____ Data

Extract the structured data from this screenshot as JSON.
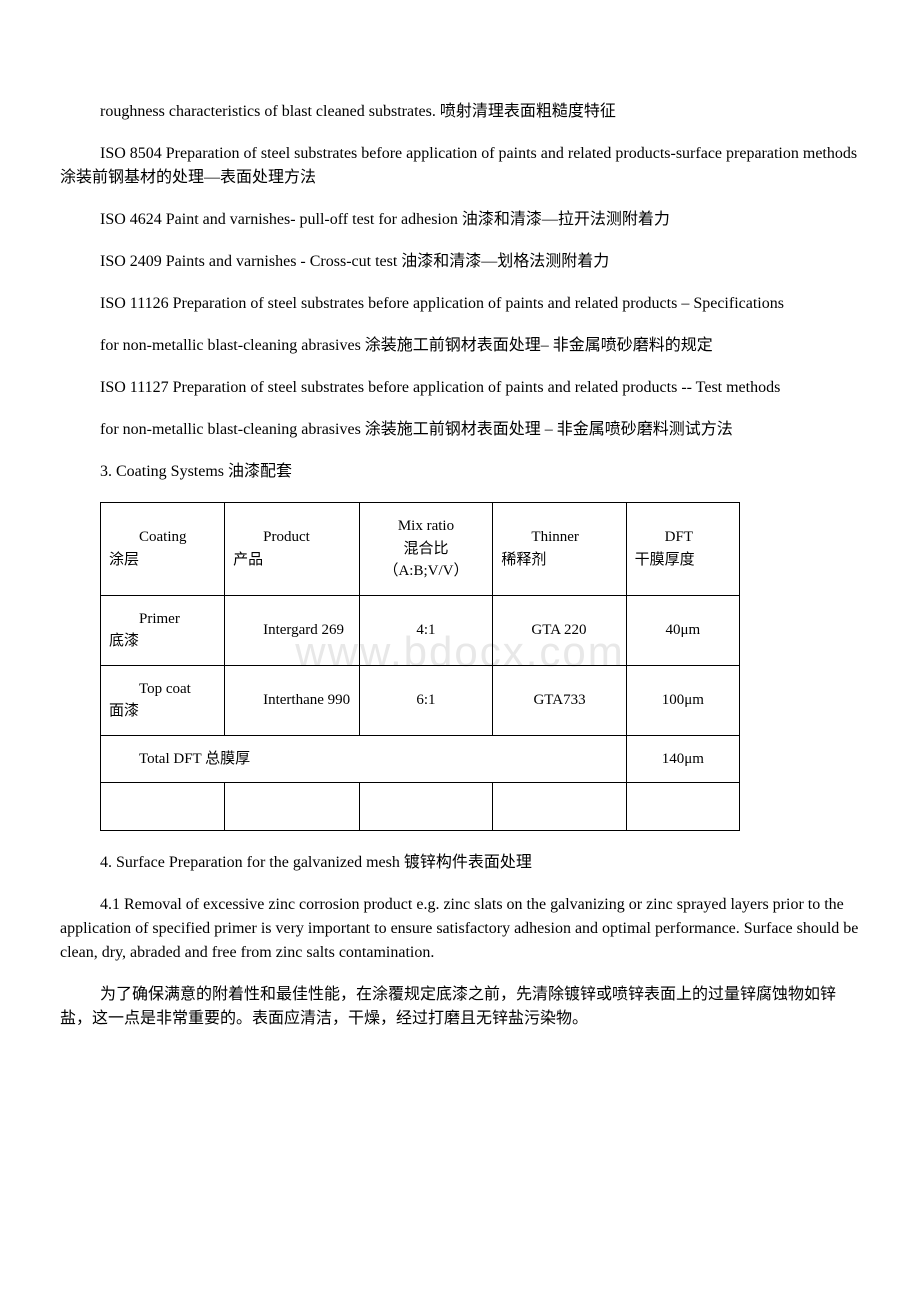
{
  "watermark": "www.bdocx.com",
  "paragraphs": {
    "p1": "roughness characteristics of blast cleaned substrates. 喷射清理表面粗糙度特征",
    "p2": "ISO 8504 Preparation of steel substrates before application of paints and related products-surface preparation methods 涂装前钢基材的处理—表面处理方法",
    "p3": "ISO 4624  Paint and varnishes- pull-off test for adhesion 油漆和清漆—拉开法测附着力",
    "p4": "ISO 2409  Paints and varnishes - Cross-cut test 油漆和清漆—划格法测附着力",
    "p5a": "ISO 11126 Preparation of steel substrates before application of paints and related products – Specifications",
    "p5b": "for non-metallic blast-cleaning abrasives 涂装施工前钢材表面处理– 非金属喷砂磨料的规定",
    "p6a": "ISO 11127 Preparation of steel substrates before application of paints and related products -- Test methods",
    "p6b": "for non-metallic blast-cleaning abrasives 涂装施工前钢材表面处理 – 非金属喷砂磨料测试方法",
    "section3": "3. Coating Systems 油漆配套",
    "section4": "4. Surface Preparation for the galvanized mesh 镀锌构件表面处理",
    "p41": "4.1 Removal of excessive zinc corrosion product e.g. zinc slats on the galvanizing or zinc sprayed layers prior to the application of specified primer is very important to ensure satisfactory adhesion and optimal performance. Surface should be clean, dry, abraded and free from zinc salts contamination.",
    "p41cn": "为了确保满意的附着性和最佳性能，在涂覆规定底漆之前，先清除镀锌或喷锌表面上的过量锌腐蚀物如锌盐，这一点是非常重要的。表面应清洁，干燥，经过打磨且无锌盐污染物。"
  },
  "table": {
    "header": {
      "coating_en": "Coating",
      "coating_cn": "涂层",
      "product_en": "Product",
      "product_cn": "产品",
      "mix_en": "Mix ratio",
      "mix_cn": "混合比（A:B;V/V）",
      "thinner_en": "Thinner",
      "thinner_cn": "稀释剂",
      "dft_en": "DFT",
      "dft_cn": "干膜厚度"
    },
    "rows": [
      {
        "coating_en": "Primer",
        "coating_cn": "底漆",
        "product": "Intergard 269",
        "mix": "4:1",
        "thinner": "GTA 220",
        "dft": "40μm"
      },
      {
        "coating_en": "Top coat",
        "coating_cn": "面漆",
        "product": "Interthane 990",
        "mix": "6:1",
        "thinner": "GTA733",
        "dft": "100μm"
      }
    ],
    "total_label": "Total DFT 总膜厚",
    "total_value": "140μm"
  }
}
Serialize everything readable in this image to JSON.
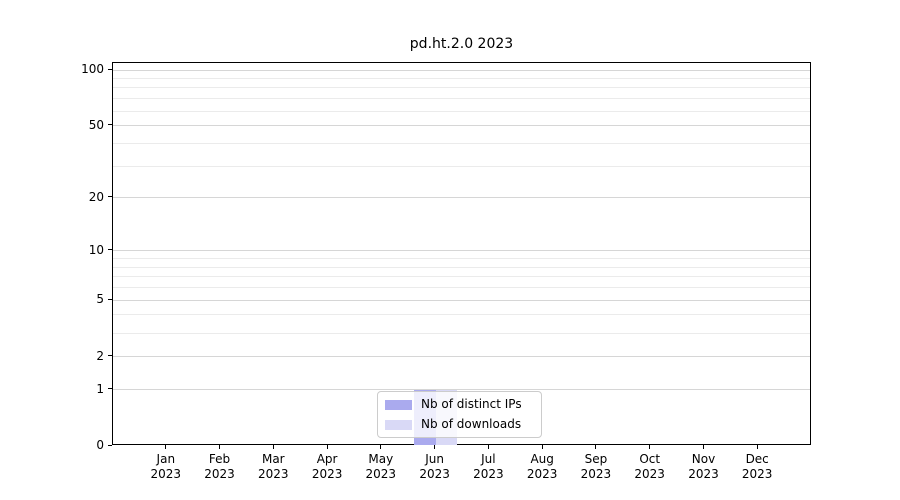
{
  "title": "pd.ht.2.0 2023",
  "chart_data": {
    "type": "bar",
    "title": "pd.ht.2.0 2023",
    "scale": "log10(value+1)",
    "grid": true,
    "legend_position": "lower center",
    "categories": [
      "Jan",
      "Feb",
      "Mar",
      "Apr",
      "May",
      "Jun",
      "Jul",
      "Aug",
      "Sep",
      "Oct",
      "Nov",
      "Dec"
    ],
    "category_year": "2023",
    "series": [
      {
        "name": "Nb of distinct IPs",
        "color": "#aaaaee",
        "values": [
          0,
          0,
          0,
          0,
          0,
          1,
          0,
          0,
          0,
          0,
          0,
          0
        ]
      },
      {
        "name": "Nb of downloads",
        "color": "#d9d9f6",
        "values": [
          0,
          0,
          0,
          0,
          0,
          1,
          0,
          0,
          0,
          0,
          0,
          0
        ]
      }
    ],
    "yticks": [
      0,
      1,
      2,
      5,
      10,
      20,
      50,
      100
    ],
    "minor_yticks": [
      3,
      4,
      6,
      7,
      8,
      9,
      30,
      40,
      60,
      70,
      80,
      90
    ],
    "ylim": [
      0,
      109
    ],
    "xlabel": "",
    "ylabel": ""
  }
}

________

» Exercise prompt
Find the word "varnishes" in the entries above and gather every line that holds it.

» Task response
    "p3": "ISO 4624  Paint and varnishes- pull-off test for adhesion 油漆和清漆—拉开法测附着力",
    "p4": "ISO 2409  Paints and varnishes - Cross-cut test 油漆和清漆—划格法测附着力",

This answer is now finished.